Collected data:
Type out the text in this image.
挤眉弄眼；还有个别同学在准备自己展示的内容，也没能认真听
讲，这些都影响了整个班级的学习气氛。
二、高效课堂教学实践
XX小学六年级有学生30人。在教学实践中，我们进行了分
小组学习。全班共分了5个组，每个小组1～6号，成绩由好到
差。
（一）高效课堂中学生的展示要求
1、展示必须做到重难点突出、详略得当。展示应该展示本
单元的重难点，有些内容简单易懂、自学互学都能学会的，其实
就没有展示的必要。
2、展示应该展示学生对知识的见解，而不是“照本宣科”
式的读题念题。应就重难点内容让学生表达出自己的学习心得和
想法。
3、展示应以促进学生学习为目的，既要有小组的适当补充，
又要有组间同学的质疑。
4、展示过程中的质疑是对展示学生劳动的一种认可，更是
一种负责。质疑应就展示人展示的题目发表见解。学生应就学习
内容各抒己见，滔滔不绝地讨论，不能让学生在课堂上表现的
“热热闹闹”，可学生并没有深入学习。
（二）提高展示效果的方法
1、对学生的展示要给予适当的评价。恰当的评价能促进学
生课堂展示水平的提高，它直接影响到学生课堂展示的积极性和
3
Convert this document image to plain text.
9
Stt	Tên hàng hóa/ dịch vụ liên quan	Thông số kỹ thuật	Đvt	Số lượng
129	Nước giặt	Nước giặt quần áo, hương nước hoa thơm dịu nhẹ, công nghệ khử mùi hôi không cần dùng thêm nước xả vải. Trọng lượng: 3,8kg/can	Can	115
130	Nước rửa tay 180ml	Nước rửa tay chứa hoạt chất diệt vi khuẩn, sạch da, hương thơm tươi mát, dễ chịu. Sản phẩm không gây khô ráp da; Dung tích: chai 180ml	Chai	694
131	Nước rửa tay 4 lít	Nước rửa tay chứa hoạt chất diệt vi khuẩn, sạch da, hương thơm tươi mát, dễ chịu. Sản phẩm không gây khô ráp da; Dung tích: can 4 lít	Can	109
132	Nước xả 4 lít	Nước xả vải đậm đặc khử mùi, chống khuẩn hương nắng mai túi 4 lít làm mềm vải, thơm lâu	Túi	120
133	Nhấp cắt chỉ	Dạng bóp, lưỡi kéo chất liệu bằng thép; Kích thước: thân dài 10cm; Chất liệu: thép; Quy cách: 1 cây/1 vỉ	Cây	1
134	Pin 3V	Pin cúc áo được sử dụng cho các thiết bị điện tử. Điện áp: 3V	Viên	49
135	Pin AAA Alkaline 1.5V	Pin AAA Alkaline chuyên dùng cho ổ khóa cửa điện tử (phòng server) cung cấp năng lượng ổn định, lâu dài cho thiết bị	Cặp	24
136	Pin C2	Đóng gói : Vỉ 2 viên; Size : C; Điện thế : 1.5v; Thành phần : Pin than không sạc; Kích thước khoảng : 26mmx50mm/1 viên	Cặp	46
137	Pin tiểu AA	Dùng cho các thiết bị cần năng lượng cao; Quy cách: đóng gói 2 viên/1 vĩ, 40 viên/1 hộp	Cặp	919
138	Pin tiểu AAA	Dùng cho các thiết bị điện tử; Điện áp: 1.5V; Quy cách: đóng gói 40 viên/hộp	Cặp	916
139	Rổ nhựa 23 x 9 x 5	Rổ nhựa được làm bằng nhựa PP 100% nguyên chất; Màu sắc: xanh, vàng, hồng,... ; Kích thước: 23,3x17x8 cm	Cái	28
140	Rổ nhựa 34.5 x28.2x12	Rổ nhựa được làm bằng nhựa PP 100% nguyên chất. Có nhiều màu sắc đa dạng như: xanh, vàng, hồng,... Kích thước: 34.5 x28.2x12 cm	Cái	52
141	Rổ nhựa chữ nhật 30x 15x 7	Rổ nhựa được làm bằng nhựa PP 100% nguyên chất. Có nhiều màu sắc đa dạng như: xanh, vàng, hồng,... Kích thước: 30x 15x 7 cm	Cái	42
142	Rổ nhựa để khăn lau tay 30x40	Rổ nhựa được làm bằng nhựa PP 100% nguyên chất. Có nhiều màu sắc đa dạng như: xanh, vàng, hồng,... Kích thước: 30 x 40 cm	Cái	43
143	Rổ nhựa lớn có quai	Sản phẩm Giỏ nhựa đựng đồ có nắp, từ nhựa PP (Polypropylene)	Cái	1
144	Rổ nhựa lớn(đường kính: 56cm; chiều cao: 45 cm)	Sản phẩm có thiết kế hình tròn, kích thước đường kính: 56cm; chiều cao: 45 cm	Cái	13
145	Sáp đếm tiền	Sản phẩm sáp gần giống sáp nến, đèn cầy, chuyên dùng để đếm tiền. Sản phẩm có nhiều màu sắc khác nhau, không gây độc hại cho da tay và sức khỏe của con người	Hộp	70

▶ _WHAT TO PRODUCE_:
In the listing above, find each line with the word "Dung" and copy it.

▶ _WORKED ANSWER_:
130	Nước rửa tay 180ml	Nước rửa tay chứa hoạt chất diệt vi khuẩn, sạch da, hương thơm tươi mát, dễ chịu. Sản phẩm không gây khô ráp da; Dung tích: chai 180ml	Chai	694
131	Nước rửa tay 4 lít	Nước rửa tay chứa hoạt chất diệt vi khuẩn, sạch da, hương thơm tươi mát, dễ chịu. Sản phẩm không gây khô ráp da; Dung tích: can 4 lít	Can	109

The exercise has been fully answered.